--- The request ---
Could you copy every line from the material below in which "imageChanged" appears?

___ Data for processing ___

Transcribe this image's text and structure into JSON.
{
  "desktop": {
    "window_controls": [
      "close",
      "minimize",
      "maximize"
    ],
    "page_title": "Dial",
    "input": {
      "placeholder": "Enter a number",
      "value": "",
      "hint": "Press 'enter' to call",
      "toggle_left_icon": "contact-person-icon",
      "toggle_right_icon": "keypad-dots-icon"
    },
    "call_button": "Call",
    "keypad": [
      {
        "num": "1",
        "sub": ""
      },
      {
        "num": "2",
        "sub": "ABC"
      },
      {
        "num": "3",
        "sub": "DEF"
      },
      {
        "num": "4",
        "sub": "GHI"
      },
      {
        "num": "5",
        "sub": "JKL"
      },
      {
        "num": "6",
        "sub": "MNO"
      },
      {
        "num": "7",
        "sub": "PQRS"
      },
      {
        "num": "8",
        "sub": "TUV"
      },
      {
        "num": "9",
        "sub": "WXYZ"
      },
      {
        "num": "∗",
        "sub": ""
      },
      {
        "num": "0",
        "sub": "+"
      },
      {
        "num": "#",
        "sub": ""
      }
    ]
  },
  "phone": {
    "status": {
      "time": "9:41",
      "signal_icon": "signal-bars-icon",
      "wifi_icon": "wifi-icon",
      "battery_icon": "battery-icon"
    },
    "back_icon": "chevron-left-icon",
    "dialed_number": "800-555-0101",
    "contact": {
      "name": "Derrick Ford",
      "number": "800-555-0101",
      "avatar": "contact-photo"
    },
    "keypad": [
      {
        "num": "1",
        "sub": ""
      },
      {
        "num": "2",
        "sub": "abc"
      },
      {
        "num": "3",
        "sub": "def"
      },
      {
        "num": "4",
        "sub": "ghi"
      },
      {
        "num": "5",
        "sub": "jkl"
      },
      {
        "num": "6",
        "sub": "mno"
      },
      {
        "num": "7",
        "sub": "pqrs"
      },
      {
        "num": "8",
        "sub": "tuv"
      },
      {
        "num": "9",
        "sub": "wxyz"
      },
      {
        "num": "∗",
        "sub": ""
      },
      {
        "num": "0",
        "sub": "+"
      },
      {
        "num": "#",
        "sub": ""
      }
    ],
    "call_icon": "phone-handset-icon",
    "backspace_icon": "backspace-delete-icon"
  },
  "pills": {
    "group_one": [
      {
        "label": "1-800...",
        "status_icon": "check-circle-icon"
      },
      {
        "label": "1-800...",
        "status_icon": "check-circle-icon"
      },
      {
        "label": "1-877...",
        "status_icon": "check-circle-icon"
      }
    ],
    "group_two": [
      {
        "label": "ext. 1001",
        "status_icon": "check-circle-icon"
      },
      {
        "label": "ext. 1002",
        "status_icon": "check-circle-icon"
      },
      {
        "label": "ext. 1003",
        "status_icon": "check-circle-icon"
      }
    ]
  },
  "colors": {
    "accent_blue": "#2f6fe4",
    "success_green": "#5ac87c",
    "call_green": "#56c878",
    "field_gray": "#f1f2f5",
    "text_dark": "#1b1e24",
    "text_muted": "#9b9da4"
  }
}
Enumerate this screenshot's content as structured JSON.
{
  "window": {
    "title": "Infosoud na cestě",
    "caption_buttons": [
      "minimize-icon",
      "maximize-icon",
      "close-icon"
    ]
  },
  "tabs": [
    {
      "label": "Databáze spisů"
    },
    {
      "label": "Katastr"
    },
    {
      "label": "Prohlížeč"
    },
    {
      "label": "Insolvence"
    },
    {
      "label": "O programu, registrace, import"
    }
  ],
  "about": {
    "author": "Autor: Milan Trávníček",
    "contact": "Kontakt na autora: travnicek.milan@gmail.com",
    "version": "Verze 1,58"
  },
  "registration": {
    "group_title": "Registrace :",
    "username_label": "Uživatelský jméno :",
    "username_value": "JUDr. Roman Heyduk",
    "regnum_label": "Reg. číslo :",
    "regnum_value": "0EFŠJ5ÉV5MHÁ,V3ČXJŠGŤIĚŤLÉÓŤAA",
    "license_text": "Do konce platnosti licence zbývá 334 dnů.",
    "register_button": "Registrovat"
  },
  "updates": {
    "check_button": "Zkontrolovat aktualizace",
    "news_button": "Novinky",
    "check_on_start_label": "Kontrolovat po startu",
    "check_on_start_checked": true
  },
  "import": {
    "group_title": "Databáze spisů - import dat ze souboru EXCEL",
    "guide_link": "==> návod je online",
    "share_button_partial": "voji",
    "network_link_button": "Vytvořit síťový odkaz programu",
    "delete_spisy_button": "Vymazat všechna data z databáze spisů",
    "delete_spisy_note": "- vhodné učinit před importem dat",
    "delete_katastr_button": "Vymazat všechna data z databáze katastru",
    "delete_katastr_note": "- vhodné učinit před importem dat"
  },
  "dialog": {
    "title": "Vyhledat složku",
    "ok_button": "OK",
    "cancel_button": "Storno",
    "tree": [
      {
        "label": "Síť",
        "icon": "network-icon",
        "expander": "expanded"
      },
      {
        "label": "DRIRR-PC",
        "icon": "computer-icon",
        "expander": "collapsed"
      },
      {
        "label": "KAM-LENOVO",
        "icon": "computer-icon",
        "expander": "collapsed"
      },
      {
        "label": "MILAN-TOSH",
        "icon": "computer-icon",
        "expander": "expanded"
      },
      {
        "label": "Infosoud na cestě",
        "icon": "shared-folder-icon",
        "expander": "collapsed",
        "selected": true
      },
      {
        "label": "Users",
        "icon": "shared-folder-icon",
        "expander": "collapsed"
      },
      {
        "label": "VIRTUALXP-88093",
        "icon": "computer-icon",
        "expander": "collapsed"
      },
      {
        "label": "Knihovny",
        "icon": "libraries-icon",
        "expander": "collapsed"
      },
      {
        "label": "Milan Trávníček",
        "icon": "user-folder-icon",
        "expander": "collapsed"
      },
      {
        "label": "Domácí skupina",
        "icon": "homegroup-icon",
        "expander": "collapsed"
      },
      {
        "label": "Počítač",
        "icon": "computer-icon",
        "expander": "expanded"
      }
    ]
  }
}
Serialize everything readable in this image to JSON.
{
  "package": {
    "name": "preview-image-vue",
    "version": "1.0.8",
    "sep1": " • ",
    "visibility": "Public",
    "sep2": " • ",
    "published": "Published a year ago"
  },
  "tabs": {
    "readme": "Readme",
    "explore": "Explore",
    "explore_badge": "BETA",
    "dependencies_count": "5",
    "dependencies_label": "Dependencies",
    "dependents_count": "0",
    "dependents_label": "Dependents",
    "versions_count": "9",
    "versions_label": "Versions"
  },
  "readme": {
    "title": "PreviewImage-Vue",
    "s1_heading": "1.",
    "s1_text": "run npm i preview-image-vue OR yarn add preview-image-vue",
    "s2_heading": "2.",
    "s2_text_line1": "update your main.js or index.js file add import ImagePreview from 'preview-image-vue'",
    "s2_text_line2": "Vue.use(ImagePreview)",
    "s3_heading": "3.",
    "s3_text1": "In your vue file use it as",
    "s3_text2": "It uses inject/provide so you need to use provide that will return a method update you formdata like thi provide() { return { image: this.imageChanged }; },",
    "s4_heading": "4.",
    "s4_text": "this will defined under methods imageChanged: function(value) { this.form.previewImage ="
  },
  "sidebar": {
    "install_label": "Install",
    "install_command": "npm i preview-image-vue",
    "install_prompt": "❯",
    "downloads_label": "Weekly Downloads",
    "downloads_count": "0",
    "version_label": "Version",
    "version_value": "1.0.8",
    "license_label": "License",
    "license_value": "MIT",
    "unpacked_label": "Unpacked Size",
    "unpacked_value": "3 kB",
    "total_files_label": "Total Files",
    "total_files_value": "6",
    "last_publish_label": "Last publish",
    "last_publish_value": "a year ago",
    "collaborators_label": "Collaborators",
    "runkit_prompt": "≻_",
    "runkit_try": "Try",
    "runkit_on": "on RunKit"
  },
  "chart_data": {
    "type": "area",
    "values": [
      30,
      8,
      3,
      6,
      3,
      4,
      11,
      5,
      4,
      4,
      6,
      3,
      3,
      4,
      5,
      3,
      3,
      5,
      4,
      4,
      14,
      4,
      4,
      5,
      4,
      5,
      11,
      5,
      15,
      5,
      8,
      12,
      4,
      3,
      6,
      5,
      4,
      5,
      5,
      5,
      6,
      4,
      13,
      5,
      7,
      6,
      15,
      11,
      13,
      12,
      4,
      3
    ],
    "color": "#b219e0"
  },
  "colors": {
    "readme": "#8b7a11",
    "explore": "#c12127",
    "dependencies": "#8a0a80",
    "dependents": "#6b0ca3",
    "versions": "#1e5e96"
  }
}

___

--- The answer ---
    "s3_text2": "It uses inject/provide so you need to use provide that will return a method update you formdata like thi provide() { return { image: this.imageChanged }; },",
    "s4_text": "this will defined under methods imageChanged: function(value) { this.form.previewImage ="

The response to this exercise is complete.